Make an exact copy of all the material below, apart from the pictures.
━━ Data lines
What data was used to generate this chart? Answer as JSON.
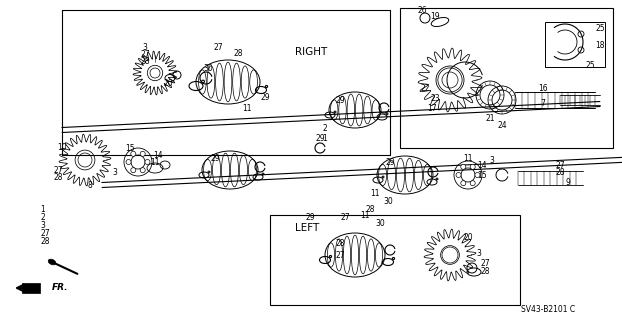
{
  "bg": "#ffffff",
  "fig_w": 6.22,
  "fig_h": 3.2,
  "dpi": 100,
  "catalog": "SV43-B2101 C",
  "right_label": "RIGHT",
  "left_label": "LEFT",
  "fr_label": "FR.",
  "legend_items": [
    "1",
    "2",
    "3",
    "27",
    "28"
  ]
}
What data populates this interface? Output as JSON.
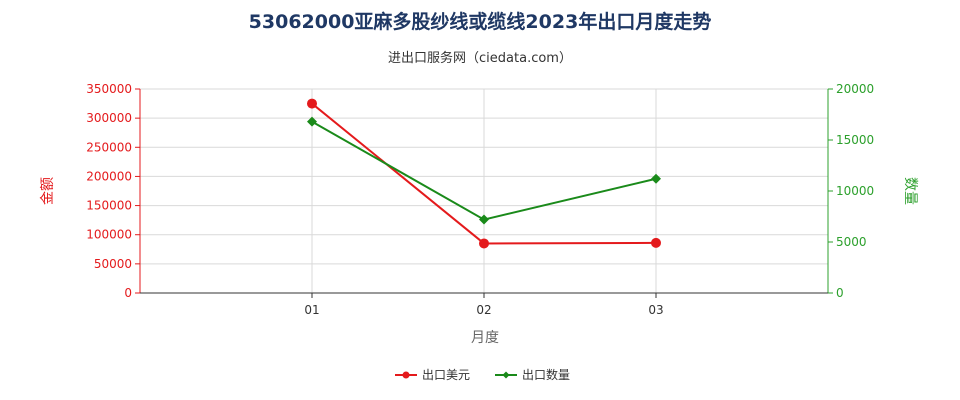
{
  "chart_data": {
    "type": "line",
    "title": "53062000亚麻多股纱线或缆线2023年出口月度走势",
    "subtitle": "进出口服务网（ciedata.com）",
    "xlabel": "月度",
    "ylabel_left": "金额",
    "ylabel_right": "数量",
    "categories": [
      "01",
      "02",
      "03"
    ],
    "y_left": {
      "min": 0,
      "max": 350000,
      "ticks": [
        0,
        50000,
        100000,
        150000,
        200000,
        250000,
        300000,
        350000
      ]
    },
    "y_right": {
      "min": 0,
      "max": 20000,
      "ticks": [
        0,
        5000,
        10000,
        15000,
        20000
      ]
    },
    "series": [
      {
        "name": "出口美元",
        "axis": "left",
        "color": "#e41a1c",
        "marker": "circle",
        "values": [
          325000,
          85000,
          86000
        ]
      },
      {
        "name": "出口数量",
        "axis": "right",
        "color": "#1a8a1a",
        "marker": "diamond",
        "values": [
          16800,
          7200,
          11200
        ]
      }
    ],
    "grid": true,
    "legend_position": "bottom-center"
  }
}
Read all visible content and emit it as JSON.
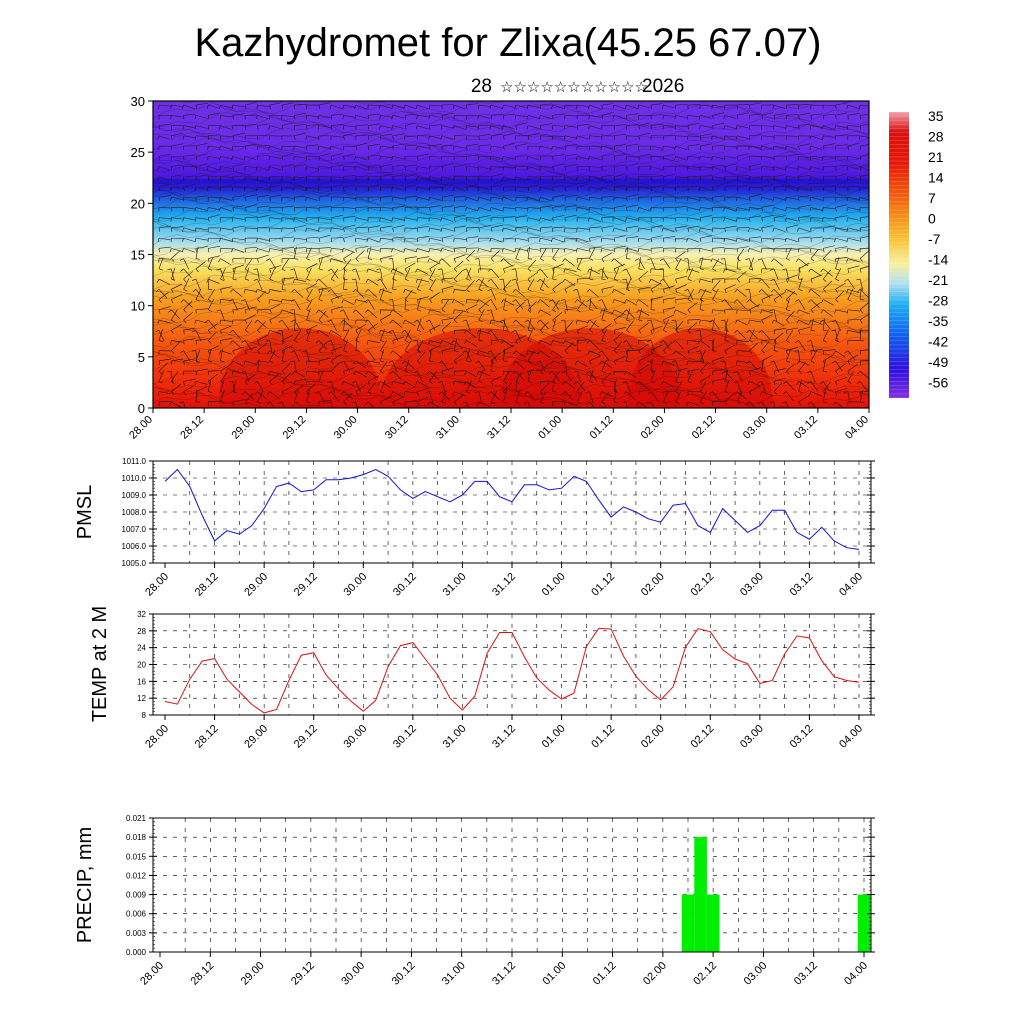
{
  "header": {
    "title": "Kazhydromet for Zlixa(45.25 67.07)",
    "subtitle_day": "28",
    "subtitle_month": "☆☆☆☆☆☆☆☆☆☆☆",
    "subtitle_year": "2026"
  },
  "time_labels": [
    "28.00",
    "28.12",
    "29.00",
    "29.12",
    "30.00",
    "30.12",
    "31.00",
    "31.12",
    "01.00",
    "01.12",
    "02.00",
    "02.12",
    "03.00",
    "03.12",
    "04.00"
  ],
  "colors": {
    "pmsl_line": "#1010e0",
    "temp_line": "#e01010",
    "precip_bar": "#00ee00",
    "frame": "#000000"
  },
  "chart_data": [
    {
      "type": "heatmap",
      "name": "vertical-temperature-wind",
      "ylim": [
        0,
        30
      ],
      "y_ticks": [
        "0",
        "5",
        "10",
        "15",
        "20",
        "25",
        "30"
      ],
      "colorbar_labels": [
        "35",
        "28",
        "21",
        "14",
        "7",
        "0",
        "-7",
        "-14",
        "-21",
        "-28",
        "-35",
        "-42",
        "-49",
        "-56"
      ],
      "x_categories": [
        "28.00",
        "28.12",
        "29.00",
        "29.12",
        "30.00",
        "30.12",
        "31.00",
        "31.12",
        "01.00",
        "01.12",
        "02.00",
        "02.12",
        "03.00",
        "03.12",
        "04.00"
      ]
    },
    {
      "type": "line",
      "ylabel": "PMSL",
      "ylim": [
        1005.0,
        1011.0
      ],
      "y_ticks": [
        "1005.0",
        "1006.0",
        "1007.0",
        "1008.0",
        "1009.0",
        "1010.0",
        "1011.0"
      ],
      "x_step_hours": 3,
      "values": [
        1009.8,
        1010.5,
        1009.5,
        1007.8,
        1006.3,
        1006.9,
        1006.7,
        1007.2,
        1008.2,
        1009.5,
        1009.7,
        1009.2,
        1009.3,
        1009.9,
        1009.9,
        1010.0,
        1010.2,
        1010.5,
        1010.1,
        1009.3,
        1008.8,
        1009.2,
        1008.9,
        1008.6,
        1009.0,
        1009.8,
        1009.8,
        1008.9,
        1008.6,
        1009.6,
        1009.6,
        1009.3,
        1009.4,
        1010.1,
        1009.8,
        1008.7,
        1007.7,
        1008.3,
        1008.0,
        1007.6,
        1007.4,
        1008.4,
        1008.5,
        1007.2,
        1006.8,
        1008.2,
        1007.5,
        1006.8,
        1007.2,
        1008.1,
        1008.1,
        1006.8,
        1006.4,
        1007.1,
        1006.3,
        1005.9,
        1005.8
      ]
    },
    {
      "type": "line",
      "ylabel": "TEMP at 2 M",
      "ylim": [
        8,
        32
      ],
      "y_ticks": [
        "8",
        "12",
        "16",
        "20",
        "24",
        "28",
        "32"
      ],
      "x_step_hours": 3,
      "values": [
        11.2,
        10.6,
        16.5,
        20.8,
        21.4,
        16.5,
        13.5,
        10.5,
        8.5,
        9.3,
        16.2,
        22.2,
        22.8,
        17.5,
        14.2,
        11.3,
        8.9,
        11.5,
        19.5,
        24.5,
        25.2,
        21.3,
        17.5,
        12.0,
        9.2,
        12.5,
        22.7,
        27.6,
        27.6,
        21.8,
        16.8,
        13.9,
        11.8,
        13.2,
        24.3,
        28.6,
        28.4,
        22.0,
        17.2,
        14.0,
        11.6,
        14.7,
        24.1,
        28.5,
        27.8,
        23.5,
        21.3,
        20.2,
        15.5,
        16.2,
        22.5,
        26.8,
        26.3,
        20.9,
        17.1,
        16.2,
        15.8
      ]
    },
    {
      "type": "bar",
      "ylabel": "PRECIP, mm",
      "ylim": [
        0,
        0.021
      ],
      "y_ticks": [
        "0.000",
        "0.003",
        "0.006",
        "0.009",
        "0.012",
        "0.015",
        "0.018",
        "0.021"
      ],
      "bars": [
        {
          "x_hours": 126,
          "value": 0.009
        },
        {
          "x_hours": 129,
          "value": 0.018
        },
        {
          "x_hours": 132,
          "value": 0.009
        },
        {
          "x_hours": 168,
          "value": 0.009
        }
      ]
    }
  ]
}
━━━━
### Written solution
What data was used to generate this chart? Answer as JSON.
{
  "bg": "#ffffff",
  "fig_w": 6.22,
  "fig_h": 3.2,
  "dpi": 100,
  "catalog": "SV43-B2101 C",
  "right_label": "RIGHT",
  "left_label": "LEFT",
  "fr_label": "FR.",
  "legend_items": [
    "1",
    "2",
    "3",
    "27",
    "28"
  ]
}
What data populates this interface? Output as JSON.
{
  "chart_data": {
    "type": "line",
    "title": "53062000亚麻多股纱线或缆线2023年出口月度走势",
    "subtitle": "进出口服务网（ciedata.com）",
    "xlabel": "月度",
    "ylabel_left": "金额",
    "ylabel_right": "数量",
    "categories": [
      "01",
      "02",
      "03"
    ],
    "y_left": {
      "min": 0,
      "max": 350000,
      "ticks": [
        0,
        50000,
        100000,
        150000,
        200000,
        250000,
        300000,
        350000
      ]
    },
    "y_right": {
      "min": 0,
      "max": 20000,
      "ticks": [
        0,
        5000,
        10000,
        15000,
        20000
      ]
    },
    "series": [
      {
        "name": "出口美元",
        "axis": "left",
        "color": "#e41a1c",
        "marker": "circle",
        "values": [
          325000,
          85000,
          86000
        ]
      },
      {
        "name": "出口数量",
        "axis": "right",
        "color": "#1a8a1a",
        "marker": "diamond",
        "values": [
          16800,
          7200,
          11200
        ]
      }
    ],
    "grid": true,
    "legend_position": "bottom-center"
  }
}
Read all visible content and emit it as JSON.
{
  "header": {
    "title": "Kazhydromet for Zlixa(45.25 67.07)",
    "subtitle_day": "28",
    "subtitle_month": "☆☆☆☆☆☆☆☆☆☆☆",
    "subtitle_year": "2026"
  },
  "time_labels": [
    "28.00",
    "28.12",
    "29.00",
    "29.12",
    "30.00",
    "30.12",
    "31.00",
    "31.12",
    "01.00",
    "01.12",
    "02.00",
    "02.12",
    "03.00",
    "03.12",
    "04.00"
  ],
  "colors": {
    "pmsl_line": "#1010e0",
    "temp_line": "#e01010",
    "precip_bar": "#00ee00",
    "frame": "#000000"
  },
  "chart_data": [
    {
      "type": "heatmap",
      "name": "vertical-temperature-wind",
      "ylim": [
        0,
        30
      ],
      "y_ticks": [
        "0",
        "5",
        "10",
        "15",
        "20",
        "25",
        "30"
      ],
      "colorbar_labels": [
        "35",
        "28",
        "21",
        "14",
        "7",
        "0",
        "-7",
        "-14",
        "-21",
        "-28",
        "-35",
        "-42",
        "-49",
        "-56"
      ],
      "x_categories": [
        "28.00",
        "28.12",
        "29.00",
        "29.12",
        "30.00",
        "30.12",
        "31.00",
        "31.12",
        "01.00",
        "01.12",
        "02.00",
        "02.12",
        "03.00",
        "03.12",
        "04.00"
      ]
    },
    {
      "type": "line",
      "ylabel": "PMSL",
      "ylim": [
        1005.0,
        1011.0
      ],
      "y_ticks": [
        "1005.0",
        "1006.0",
        "1007.0",
        "1008.0",
        "1009.0",
        "1010.0",
        "1011.0"
      ],
      "x_step_hours": 3,
      "values": [
        1009.8,
        1010.5,
        1009.5,
        1007.8,
        1006.3,
        1006.9,
        1006.7,
        1007.2,
        1008.2,
        1009.5,
        1009.7,
        1009.2,
        1009.3,
        1009.9,
        1009.9,
        1010.0,
        1010.2,
        1010.5,
        1010.1,
        1009.3,
        1008.8,
        1009.2,
        1008.9,
        1008.6,
        1009.0,
        1009.8,
        1009.8,
        1008.9,
        1008.6,
        1009.6,
        1009.6,
        1009.3,
        1009.4,
        1010.1,
        1009.8,
        1008.7,
        1007.7,
        1008.3,
        1008.0,
        1007.6,
        1007.4,
        1008.4,
        1008.5,
        1007.2,
        1006.8,
        1008.2,
        1007.5,
        1006.8,
        1007.2,
        1008.1,
        1008.1,
        1006.8,
        1006.4,
        1007.1,
        1006.3,
        1005.9,
        1005.8
      ]
    },
    {
      "type": "line",
      "ylabel": "TEMP at 2 M",
      "ylim": [
        8,
        32
      ],
      "y_ticks": [
        "8",
        "12",
        "16",
        "20",
        "24",
        "28",
        "32"
      ],
      "x_step_hours": 3,
      "values": [
        11.2,
        10.6,
        16.5,
        20.8,
        21.4,
        16.5,
        13.5,
        10.5,
        8.5,
        9.3,
        16.2,
        22.2,
        22.8,
        17.5,
        14.2,
        11.3,
        8.9,
        11.5,
        19.5,
        24.5,
        25.2,
        21.3,
        17.5,
        12.0,
        9.2,
        12.5,
        22.7,
        27.6,
        27.6,
        21.8,
        16.8,
        13.9,
        11.8,
        13.2,
        24.3,
        28.6,
        28.4,
        22.0,
        17.2,
        14.0,
        11.6,
        14.7,
        24.1,
        28.5,
        27.8,
        23.5,
        21.3,
        20.2,
        15.5,
        16.2,
        22.5,
        26.8,
        26.3,
        20.9,
        17.1,
        16.2,
        15.8
      ]
    },
    {
      "type": "bar",
      "ylabel": "PRECIP, mm",
      "ylim": [
        0,
        0.021
      ],
      "y_ticks": [
        "0.000",
        "0.003",
        "0.006",
        "0.009",
        "0.012",
        "0.015",
        "0.018",
        "0.021"
      ],
      "bars": [
        {
          "x_hours": 126,
          "value": 0.009
        },
        {
          "x_hours": 129,
          "value": 0.018
        },
        {
          "x_hours": 132,
          "value": 0.009
        },
        {
          "x_hours": 168,
          "value": 0.009
        }
      ]
    }
  ]
}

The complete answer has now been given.